[Begin]
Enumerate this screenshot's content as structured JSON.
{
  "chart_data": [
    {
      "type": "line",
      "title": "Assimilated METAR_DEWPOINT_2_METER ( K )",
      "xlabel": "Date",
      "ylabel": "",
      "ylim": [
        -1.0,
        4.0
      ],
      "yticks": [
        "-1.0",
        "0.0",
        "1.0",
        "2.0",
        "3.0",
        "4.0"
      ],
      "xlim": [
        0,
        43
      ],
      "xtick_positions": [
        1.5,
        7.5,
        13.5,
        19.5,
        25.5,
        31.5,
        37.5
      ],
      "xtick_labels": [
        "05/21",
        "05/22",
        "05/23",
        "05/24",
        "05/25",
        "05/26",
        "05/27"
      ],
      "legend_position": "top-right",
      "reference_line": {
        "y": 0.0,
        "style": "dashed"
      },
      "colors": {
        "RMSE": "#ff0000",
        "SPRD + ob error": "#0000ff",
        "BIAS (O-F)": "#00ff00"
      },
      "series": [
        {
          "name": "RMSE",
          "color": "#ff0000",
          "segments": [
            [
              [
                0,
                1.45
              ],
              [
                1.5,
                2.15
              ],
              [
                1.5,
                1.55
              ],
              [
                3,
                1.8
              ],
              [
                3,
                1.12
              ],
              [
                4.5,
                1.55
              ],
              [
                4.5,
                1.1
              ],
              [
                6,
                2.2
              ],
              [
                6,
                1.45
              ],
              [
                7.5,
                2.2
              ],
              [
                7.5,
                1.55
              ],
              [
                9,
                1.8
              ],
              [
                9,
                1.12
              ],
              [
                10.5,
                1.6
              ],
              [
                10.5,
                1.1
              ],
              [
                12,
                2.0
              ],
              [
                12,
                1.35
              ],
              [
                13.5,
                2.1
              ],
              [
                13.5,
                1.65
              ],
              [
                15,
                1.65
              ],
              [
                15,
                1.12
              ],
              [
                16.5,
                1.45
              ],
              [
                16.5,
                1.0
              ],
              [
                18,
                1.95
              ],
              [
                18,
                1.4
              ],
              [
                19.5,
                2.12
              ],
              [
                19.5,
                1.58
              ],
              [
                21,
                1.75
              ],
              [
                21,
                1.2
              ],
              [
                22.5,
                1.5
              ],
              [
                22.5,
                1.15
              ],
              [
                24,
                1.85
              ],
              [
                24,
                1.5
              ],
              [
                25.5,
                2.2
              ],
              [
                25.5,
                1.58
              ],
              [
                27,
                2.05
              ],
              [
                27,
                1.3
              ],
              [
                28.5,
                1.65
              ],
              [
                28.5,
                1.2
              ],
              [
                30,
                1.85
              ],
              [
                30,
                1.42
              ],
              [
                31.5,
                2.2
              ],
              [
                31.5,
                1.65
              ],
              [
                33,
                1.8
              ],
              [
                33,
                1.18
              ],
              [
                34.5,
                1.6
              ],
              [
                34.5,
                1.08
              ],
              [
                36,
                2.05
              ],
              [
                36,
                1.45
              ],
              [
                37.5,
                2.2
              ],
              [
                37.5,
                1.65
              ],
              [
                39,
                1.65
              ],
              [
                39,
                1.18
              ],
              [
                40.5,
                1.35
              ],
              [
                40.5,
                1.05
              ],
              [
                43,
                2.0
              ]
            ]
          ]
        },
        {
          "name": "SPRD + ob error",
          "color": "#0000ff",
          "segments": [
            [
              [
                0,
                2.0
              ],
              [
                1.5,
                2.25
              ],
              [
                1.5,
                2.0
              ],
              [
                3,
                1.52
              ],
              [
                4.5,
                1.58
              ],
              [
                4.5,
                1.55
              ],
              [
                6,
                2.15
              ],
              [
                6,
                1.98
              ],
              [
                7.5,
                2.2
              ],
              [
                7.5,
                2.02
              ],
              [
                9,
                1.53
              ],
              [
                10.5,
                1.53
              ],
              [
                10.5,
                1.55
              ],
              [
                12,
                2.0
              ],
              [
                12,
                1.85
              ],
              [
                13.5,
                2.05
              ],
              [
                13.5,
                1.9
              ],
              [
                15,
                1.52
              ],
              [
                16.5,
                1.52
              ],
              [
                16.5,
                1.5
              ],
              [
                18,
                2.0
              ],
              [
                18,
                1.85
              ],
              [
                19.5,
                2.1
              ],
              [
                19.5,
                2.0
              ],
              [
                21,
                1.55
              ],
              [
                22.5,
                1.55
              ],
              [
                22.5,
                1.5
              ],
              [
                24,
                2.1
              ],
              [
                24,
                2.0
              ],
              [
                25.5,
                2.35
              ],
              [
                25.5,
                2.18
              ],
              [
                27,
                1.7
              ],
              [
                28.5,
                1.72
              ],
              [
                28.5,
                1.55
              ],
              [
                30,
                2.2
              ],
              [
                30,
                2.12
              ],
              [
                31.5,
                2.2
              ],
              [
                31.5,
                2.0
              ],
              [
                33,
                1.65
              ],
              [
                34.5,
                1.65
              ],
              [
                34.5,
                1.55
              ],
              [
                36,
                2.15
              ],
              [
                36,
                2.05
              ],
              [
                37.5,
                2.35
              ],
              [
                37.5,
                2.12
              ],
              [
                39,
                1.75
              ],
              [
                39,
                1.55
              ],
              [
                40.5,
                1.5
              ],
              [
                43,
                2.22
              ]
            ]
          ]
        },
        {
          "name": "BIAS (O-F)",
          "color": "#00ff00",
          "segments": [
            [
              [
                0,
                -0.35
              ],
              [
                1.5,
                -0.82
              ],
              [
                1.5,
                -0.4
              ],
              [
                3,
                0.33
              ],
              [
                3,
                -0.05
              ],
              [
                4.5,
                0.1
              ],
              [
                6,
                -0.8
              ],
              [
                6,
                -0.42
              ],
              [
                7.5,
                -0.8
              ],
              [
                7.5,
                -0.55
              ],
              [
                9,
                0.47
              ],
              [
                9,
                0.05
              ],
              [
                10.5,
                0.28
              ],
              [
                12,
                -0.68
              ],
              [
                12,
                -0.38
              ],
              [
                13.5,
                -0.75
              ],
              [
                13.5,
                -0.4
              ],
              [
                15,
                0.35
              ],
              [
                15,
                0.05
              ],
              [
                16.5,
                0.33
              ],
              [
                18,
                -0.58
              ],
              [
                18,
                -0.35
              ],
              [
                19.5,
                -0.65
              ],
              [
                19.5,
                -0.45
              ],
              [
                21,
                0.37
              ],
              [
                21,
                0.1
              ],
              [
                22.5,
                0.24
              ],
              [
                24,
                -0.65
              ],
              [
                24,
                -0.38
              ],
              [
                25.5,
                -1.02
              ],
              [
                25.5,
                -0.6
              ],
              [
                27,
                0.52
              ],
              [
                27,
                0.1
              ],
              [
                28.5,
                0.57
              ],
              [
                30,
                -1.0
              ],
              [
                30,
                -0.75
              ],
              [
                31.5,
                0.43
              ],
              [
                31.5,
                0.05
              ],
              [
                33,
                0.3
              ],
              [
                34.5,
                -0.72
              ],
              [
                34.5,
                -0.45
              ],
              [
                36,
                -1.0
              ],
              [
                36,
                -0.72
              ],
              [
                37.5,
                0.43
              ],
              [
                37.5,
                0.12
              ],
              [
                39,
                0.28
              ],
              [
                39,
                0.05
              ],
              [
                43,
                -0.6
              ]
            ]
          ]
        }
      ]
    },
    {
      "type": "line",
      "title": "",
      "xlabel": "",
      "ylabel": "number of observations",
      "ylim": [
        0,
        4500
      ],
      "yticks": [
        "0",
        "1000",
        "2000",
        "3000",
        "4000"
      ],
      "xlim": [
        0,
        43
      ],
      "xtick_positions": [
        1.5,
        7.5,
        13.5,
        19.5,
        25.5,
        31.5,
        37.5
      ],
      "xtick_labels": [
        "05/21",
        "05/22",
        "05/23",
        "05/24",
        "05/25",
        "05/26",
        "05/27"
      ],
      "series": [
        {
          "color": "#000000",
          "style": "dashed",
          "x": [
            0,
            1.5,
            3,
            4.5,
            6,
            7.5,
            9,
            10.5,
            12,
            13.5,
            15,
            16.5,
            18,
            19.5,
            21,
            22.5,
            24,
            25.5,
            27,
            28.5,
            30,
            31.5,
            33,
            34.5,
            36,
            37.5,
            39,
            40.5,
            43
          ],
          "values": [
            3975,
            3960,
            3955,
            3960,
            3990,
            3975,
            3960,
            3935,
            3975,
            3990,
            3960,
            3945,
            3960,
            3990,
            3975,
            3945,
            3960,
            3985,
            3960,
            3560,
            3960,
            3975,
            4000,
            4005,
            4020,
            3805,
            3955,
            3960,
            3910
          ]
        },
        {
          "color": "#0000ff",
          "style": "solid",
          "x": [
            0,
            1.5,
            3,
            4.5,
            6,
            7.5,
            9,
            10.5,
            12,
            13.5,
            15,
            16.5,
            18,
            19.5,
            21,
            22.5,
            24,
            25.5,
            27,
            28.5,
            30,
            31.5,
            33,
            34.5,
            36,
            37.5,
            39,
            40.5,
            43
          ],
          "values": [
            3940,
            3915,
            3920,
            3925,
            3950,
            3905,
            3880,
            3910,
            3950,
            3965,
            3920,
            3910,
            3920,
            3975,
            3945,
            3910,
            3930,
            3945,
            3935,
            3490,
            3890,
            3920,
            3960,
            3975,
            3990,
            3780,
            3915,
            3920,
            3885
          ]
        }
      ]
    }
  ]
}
[End]
■ Required work:
Make a copy of each line that contains the string "SPRD".

■ Written response:
        "SPRD + ob error": "#0000ff",
          "name": "SPRD + ob error",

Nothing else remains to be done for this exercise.